→ **Brief**: Records follow. Pull out every line that contains "JSON".

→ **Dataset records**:
★ ★ ★ ★ ★ ★ ★

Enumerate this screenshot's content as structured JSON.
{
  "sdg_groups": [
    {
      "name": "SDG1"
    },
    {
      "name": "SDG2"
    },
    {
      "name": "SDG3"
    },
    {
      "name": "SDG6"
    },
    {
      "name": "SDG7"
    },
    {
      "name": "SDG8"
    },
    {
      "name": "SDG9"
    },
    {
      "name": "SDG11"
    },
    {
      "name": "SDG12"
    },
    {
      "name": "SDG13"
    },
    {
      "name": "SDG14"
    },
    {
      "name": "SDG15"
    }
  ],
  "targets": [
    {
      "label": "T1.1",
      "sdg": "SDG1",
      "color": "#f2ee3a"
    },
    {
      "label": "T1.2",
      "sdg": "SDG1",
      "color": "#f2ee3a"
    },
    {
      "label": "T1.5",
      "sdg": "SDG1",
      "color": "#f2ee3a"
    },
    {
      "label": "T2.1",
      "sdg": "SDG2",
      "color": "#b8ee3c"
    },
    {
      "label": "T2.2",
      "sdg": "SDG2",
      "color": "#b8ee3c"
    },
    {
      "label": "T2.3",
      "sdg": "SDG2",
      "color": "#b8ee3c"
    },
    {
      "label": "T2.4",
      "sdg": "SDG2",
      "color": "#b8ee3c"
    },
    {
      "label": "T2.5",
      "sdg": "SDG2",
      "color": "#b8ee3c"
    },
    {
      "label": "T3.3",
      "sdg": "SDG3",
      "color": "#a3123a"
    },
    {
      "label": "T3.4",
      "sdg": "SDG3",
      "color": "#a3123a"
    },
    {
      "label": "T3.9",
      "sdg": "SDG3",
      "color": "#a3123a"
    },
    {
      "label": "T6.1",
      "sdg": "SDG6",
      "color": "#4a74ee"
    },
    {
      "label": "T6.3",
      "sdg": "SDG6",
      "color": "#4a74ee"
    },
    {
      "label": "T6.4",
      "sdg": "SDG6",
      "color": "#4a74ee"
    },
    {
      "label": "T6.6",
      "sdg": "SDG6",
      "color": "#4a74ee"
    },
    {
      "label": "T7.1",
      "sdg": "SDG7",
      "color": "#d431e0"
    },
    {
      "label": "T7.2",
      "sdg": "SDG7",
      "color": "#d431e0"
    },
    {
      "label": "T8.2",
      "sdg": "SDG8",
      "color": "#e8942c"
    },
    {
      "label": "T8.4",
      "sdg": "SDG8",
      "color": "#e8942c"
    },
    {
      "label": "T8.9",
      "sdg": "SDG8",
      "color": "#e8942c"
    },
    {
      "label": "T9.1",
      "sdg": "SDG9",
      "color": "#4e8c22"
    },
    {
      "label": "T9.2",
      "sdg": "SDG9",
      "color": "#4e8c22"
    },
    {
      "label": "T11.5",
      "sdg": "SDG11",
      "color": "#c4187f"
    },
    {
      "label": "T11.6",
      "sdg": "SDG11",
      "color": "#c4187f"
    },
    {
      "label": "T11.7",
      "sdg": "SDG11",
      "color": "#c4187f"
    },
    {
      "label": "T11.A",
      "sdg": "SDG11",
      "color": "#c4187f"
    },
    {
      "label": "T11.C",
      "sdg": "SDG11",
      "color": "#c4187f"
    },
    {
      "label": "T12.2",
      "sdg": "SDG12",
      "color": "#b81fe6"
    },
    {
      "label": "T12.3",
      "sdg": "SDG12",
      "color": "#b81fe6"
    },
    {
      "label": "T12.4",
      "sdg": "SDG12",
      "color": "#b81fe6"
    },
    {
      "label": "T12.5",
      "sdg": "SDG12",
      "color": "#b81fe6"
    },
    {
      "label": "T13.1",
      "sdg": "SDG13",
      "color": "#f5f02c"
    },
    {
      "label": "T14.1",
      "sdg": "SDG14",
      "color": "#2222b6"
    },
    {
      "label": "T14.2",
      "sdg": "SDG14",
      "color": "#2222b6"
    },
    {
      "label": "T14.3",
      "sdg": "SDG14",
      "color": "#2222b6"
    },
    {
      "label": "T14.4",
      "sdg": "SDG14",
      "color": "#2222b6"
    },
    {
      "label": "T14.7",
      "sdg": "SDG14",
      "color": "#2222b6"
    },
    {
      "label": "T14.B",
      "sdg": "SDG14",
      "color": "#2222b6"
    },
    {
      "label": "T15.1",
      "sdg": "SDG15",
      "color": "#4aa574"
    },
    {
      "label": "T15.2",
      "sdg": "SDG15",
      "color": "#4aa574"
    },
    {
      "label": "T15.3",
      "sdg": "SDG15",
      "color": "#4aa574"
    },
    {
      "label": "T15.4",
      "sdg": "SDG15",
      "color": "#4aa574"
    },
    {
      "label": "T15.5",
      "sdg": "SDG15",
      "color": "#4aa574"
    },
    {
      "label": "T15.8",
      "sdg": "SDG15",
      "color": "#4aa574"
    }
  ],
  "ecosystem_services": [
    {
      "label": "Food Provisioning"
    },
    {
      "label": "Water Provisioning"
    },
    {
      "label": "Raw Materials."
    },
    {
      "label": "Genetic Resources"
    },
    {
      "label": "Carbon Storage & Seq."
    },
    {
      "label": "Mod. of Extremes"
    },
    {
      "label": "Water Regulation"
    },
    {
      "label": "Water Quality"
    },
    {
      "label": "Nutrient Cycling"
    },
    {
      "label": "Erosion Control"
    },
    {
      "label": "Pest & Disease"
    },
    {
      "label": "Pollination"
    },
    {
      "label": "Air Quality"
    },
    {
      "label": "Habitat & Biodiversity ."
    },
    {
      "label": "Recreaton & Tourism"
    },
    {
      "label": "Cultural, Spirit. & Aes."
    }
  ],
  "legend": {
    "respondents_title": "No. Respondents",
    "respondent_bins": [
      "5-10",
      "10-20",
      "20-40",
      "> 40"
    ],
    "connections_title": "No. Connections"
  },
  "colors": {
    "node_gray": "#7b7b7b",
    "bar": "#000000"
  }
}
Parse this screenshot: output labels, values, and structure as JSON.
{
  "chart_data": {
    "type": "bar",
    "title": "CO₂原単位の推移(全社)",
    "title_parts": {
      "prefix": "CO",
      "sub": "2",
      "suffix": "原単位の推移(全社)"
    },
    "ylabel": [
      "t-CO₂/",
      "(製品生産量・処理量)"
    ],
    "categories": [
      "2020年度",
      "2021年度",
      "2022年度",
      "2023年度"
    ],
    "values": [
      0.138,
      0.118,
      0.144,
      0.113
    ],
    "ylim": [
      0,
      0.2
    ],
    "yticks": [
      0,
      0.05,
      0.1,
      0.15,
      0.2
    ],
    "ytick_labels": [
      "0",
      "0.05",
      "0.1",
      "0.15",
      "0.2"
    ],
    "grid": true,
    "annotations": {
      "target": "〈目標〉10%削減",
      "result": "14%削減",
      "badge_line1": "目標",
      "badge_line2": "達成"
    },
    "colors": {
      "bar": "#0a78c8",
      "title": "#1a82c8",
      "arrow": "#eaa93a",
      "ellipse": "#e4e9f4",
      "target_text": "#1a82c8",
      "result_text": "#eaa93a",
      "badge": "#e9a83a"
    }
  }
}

★ ★ ★ ★ ★ ★ ★

→ **Response to the task**:
Enumerate this screenshot's content as structured JSON.
Parse this screenshot: output labels, values, and structure as JSON.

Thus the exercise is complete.